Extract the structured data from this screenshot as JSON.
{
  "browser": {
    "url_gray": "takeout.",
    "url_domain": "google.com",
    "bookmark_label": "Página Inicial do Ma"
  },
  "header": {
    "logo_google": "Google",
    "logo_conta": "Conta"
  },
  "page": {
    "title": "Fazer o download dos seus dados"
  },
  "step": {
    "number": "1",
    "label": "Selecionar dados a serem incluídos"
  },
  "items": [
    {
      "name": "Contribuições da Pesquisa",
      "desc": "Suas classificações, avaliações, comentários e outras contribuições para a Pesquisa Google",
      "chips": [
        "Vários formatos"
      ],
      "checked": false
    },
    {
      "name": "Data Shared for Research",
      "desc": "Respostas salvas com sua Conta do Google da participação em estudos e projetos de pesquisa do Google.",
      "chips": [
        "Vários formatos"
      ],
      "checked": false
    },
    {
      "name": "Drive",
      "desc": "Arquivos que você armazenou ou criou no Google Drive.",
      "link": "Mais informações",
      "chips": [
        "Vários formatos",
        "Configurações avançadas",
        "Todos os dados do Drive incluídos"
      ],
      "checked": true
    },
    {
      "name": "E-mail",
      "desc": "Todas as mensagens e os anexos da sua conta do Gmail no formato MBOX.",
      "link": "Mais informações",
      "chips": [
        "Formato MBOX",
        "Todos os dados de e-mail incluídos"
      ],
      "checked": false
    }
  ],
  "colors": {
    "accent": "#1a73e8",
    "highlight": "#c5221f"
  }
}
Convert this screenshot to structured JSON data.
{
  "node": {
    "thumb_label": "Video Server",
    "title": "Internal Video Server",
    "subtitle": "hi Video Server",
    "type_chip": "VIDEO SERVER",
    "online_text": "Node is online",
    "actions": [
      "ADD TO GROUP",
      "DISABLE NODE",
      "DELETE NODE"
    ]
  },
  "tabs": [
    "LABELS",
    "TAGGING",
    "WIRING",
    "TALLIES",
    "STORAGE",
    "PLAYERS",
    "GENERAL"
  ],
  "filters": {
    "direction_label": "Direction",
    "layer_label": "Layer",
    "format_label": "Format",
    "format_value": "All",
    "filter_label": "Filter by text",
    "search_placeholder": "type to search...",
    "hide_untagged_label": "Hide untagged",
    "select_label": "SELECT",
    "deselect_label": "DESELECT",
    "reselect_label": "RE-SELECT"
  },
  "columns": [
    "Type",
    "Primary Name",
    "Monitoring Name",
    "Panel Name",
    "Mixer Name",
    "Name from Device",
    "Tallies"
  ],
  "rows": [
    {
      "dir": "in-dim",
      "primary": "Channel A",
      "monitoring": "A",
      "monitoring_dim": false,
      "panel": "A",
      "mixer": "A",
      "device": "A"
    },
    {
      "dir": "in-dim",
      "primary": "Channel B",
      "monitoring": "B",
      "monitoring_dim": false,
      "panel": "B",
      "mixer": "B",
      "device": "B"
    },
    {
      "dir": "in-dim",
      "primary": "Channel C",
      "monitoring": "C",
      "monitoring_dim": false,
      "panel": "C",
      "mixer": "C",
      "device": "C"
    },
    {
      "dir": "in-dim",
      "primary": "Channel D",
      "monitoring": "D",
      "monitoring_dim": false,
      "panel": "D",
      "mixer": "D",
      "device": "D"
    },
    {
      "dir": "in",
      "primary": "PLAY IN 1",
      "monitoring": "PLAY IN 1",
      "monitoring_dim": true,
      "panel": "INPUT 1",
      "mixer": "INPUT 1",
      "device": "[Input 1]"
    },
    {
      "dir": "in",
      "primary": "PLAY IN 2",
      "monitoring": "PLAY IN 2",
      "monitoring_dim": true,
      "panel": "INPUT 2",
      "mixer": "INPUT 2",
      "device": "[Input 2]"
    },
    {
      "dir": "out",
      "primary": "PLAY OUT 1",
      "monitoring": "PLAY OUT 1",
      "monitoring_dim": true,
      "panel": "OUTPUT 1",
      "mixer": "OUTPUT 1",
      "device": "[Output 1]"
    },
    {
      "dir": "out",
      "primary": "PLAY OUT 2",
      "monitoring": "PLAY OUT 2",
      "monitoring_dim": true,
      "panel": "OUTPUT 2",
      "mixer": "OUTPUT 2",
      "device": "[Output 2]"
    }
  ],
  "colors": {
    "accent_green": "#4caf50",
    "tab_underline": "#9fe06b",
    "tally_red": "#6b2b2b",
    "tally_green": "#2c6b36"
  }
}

PROBLEM TO WORK ON
Each line of the material must be restated exactly.

TASK SOLUTION
Extract the structured data from this screenshot as JSON.
{
  "browser": {
    "url_gray": "takeout.",
    "url_domain": "google.com",
    "bookmark_label": "Página Inicial do Ma"
  },
  "header": {
    "logo_google": "Google",
    "logo_conta": "Conta"
  },
  "page": {
    "title": "Fazer o download dos seus dados"
  },
  "step": {
    "number": "1",
    "label": "Selecionar dados a serem incluídos"
  },
  "items": [
    {
      "name": "Contribuições da Pesquisa",
      "desc": "Suas classificações, avaliações, comentários e outras contribuições para a Pesquisa Google",
      "chips": [
        "Vários formatos"
      ],
      "checked": false
    },
    {
      "name": "Data Shared for Research",
      "desc": "Respostas salvas com sua Conta do Google da participação em estudos e projetos de pesquisa do Google.",
      "chips": [
        "Vários formatos"
      ],
      "checked": false
    },
    {
      "name": "Drive",
      "desc": "Arquivos que você armazenou ou criou no Google Drive.",
      "link": "Mais informações",
      "chips": [
        "Vários formatos",
        "Configurações avançadas",
        "Todos os dados do Drive incluídos"
      ],
      "checked": true
    },
    {
      "name": "E-mail",
      "desc": "Todas as mensagens e os anexos da sua conta do Gmail no formato MBOX.",
      "link": "Mais informações",
      "chips": [
        "Formato MBOX",
        "Todos os dados de e-mail incluídos"
      ],
      "checked": false
    }
  ],
  "colors": {
    "accent": "#1a73e8",
    "highlight": "#c5221f"
  }
}
Convert this screenshot to structured JSON data.
{
  "node": {
    "thumb_label": "Video Server",
    "title": "Internal Video Server",
    "subtitle": "hi Video Server",
    "type_chip": "VIDEO SERVER",
    "online_text": "Node is online",
    "actions": [
      "ADD TO GROUP",
      "DISABLE NODE",
      "DELETE NODE"
    ]
  },
  "tabs": [
    "LABELS",
    "TAGGING",
    "WIRING",
    "TALLIES",
    "STORAGE",
    "PLAYERS",
    "GENERAL"
  ],
  "filters": {
    "direction_label": "Direction",
    "layer_label": "Layer",
    "format_label": "Format",
    "format_value": "All",
    "filter_label": "Filter by text",
    "search_placeholder": "type to search...",
    "hide_untagged_label": "Hide untagged",
    "select_label": "SELECT",
    "deselect_label": "DESELECT",
    "reselect_label": "RE-SELECT"
  },
  "columns": [
    "Type",
    "Primary Name",
    "Monitoring Name",
    "Panel Name",
    "Mixer Name",
    "Name from Device",
    "Tallies"
  ],
  "rows": [
    {
      "dir": "in-dim",
      "primary": "Channel A",
      "monitoring": "A",
      "monitoring_dim": false,
      "panel": "A",
      "mixer": "A",
      "device": "A"
    },
    {
      "dir": "in-dim",
      "primary": "Channel B",
      "monitoring": "B",
      "monitoring_dim": false,
      "panel": "B",
      "mixer": "B",
      "device": "B"
    },
    {
      "dir": "in-dim",
      "primary": "Channel C",
      "monitoring": "C",
      "monitoring_dim": false,
      "panel": "C",
      "mixer": "C",
      "device": "C"
    },
    {
      "dir": "in-dim",
      "primary": "Channel D",
      "monitoring": "D",
      "monitoring_dim": false,
      "panel": "D",
      "mixer": "D",
      "device": "D"
    },
    {
      "dir": "in",
      "primary": "PLAY IN 1",
      "monitoring": "PLAY IN 1",
      "monitoring_dim": true,
      "panel": "INPUT 1",
      "mixer": "INPUT 1",
      "device": "[Input 1]"
    },
    {
      "dir": "in",
      "primary": "PLAY IN 2",
      "monitoring": "PLAY IN 2",
      "monitoring_dim": true,
      "panel": "INPUT 2",
      "mixer": "INPUT 2",
      "device": "[Input 2]"
    },
    {
      "dir": "out",
      "primary": "PLAY OUT 1",
      "monitoring": "PLAY OUT 1",
      "monitoring_dim": true,
      "panel": "OUTPUT 1",
      "mixer": "OUTPUT 1",
      "device": "[Output 1]"
    },
    {
      "dir": "out",
      "primary": "PLAY OUT 2",
      "monitoring": "PLAY OUT 2",
      "monitoring_dim": true,
      "panel": "OUTPUT 2",
      "mixer": "OUTPUT 2",
      "device": "[Output 2]"
    }
  ],
  "colors": {
    "accent_green": "#4caf50",
    "tab_underline": "#9fe06b",
    "tally_red": "#6b2b2b",
    "tally_green": "#2c6b36"
  }
}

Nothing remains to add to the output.